• WORK TO COMPLETE: Locate every line in the material below that has the word "Ripple". Copy each of those lines.

--- START OF INPUT DATA ---

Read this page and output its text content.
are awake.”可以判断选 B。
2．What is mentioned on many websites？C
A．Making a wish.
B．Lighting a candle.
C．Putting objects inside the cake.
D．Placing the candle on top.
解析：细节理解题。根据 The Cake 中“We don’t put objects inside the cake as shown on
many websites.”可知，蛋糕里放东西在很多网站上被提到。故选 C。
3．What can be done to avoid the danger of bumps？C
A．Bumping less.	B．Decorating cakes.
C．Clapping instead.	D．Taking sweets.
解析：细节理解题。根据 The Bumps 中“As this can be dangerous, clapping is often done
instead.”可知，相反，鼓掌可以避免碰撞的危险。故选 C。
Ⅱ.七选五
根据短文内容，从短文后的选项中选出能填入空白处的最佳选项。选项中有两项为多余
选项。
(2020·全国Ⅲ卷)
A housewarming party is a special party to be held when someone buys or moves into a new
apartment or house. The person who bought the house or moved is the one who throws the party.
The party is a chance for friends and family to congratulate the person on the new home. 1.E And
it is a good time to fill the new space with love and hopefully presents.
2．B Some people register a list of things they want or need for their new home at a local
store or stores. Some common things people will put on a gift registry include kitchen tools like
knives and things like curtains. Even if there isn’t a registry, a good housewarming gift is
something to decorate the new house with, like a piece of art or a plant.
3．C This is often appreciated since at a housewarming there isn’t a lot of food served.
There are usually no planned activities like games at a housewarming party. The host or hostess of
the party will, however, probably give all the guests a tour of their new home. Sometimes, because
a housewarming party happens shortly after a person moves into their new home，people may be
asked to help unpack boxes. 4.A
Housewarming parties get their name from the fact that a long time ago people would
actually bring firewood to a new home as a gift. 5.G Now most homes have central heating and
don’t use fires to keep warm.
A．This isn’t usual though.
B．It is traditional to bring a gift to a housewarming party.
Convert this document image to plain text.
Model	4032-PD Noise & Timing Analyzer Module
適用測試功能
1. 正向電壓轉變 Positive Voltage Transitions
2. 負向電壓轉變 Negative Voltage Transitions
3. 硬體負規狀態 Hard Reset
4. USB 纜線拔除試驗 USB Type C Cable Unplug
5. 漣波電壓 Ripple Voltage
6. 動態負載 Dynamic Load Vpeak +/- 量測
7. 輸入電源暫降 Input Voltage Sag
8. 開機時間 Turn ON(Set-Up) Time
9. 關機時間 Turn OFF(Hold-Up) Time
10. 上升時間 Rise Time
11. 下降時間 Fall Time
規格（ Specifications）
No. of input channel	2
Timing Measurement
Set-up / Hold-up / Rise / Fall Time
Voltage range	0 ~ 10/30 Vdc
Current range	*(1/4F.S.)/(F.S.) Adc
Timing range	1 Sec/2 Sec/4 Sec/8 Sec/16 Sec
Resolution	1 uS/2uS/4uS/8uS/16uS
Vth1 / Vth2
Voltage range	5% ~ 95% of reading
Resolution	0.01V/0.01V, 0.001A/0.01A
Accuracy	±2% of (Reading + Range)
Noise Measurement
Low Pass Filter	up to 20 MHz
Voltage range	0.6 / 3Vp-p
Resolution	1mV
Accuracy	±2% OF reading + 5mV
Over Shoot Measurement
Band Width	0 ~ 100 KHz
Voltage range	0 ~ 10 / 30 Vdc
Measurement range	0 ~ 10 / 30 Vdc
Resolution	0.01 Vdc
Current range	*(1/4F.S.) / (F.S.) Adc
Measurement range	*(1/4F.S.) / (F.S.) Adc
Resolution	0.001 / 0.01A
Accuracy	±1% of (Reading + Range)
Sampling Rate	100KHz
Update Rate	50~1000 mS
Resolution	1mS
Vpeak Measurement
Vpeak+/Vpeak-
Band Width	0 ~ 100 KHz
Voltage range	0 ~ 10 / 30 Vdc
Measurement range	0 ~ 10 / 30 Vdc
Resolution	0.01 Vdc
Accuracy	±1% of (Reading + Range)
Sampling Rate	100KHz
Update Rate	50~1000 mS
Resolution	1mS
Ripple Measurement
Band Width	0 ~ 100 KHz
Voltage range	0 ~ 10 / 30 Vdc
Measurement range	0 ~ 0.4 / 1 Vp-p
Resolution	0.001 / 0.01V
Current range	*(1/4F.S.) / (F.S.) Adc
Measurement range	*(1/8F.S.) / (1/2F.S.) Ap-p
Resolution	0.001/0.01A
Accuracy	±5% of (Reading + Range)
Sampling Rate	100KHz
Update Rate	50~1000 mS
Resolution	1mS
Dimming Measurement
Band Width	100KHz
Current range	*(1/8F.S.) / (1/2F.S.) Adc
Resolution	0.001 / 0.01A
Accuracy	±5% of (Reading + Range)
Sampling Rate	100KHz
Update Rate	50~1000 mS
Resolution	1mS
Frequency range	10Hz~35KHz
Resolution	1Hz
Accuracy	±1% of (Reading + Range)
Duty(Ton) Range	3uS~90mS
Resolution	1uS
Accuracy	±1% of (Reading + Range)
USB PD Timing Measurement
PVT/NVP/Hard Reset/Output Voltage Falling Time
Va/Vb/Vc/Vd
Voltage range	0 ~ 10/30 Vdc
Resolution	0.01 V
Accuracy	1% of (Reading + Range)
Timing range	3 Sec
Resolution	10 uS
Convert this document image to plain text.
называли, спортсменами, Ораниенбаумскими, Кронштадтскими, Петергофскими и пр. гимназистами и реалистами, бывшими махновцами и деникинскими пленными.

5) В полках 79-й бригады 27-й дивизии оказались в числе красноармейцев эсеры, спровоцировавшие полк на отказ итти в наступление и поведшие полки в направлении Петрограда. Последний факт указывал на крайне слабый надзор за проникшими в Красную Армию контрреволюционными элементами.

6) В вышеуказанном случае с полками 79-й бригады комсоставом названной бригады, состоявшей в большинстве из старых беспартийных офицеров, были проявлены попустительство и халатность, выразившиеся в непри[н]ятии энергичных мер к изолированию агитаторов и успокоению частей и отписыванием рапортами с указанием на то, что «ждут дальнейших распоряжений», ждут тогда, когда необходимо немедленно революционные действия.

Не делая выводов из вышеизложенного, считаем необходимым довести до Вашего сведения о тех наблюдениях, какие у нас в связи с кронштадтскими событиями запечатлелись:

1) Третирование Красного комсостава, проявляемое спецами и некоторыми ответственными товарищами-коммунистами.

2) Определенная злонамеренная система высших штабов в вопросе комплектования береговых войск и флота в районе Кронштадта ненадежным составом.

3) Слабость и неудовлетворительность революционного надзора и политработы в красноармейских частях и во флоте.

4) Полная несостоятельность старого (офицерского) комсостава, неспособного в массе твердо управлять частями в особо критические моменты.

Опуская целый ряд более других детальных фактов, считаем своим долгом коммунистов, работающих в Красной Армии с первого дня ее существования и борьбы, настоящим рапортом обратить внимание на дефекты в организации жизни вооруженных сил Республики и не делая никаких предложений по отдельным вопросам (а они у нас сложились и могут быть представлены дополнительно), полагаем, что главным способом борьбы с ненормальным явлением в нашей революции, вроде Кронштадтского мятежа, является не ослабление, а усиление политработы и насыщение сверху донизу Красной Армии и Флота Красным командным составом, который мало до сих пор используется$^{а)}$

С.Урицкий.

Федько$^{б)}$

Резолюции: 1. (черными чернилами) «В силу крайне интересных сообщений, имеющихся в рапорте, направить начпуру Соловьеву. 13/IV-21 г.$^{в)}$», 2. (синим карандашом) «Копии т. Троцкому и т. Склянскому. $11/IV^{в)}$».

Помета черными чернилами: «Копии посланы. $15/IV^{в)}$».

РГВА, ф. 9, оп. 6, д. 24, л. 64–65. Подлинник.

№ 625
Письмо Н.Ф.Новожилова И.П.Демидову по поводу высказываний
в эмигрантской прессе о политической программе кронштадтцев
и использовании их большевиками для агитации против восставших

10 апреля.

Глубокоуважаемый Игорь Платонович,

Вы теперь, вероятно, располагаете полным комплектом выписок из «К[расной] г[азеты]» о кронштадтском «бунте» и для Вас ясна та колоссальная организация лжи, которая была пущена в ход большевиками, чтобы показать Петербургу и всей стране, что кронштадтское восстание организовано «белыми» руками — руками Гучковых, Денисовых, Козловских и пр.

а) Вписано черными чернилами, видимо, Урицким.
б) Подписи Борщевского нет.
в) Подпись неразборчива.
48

--- END OF INPUT DATA ---

• RESULT OF THIS EXERCISE:
5. 漣波電壓 Ripple Voltage
Ripple Measurement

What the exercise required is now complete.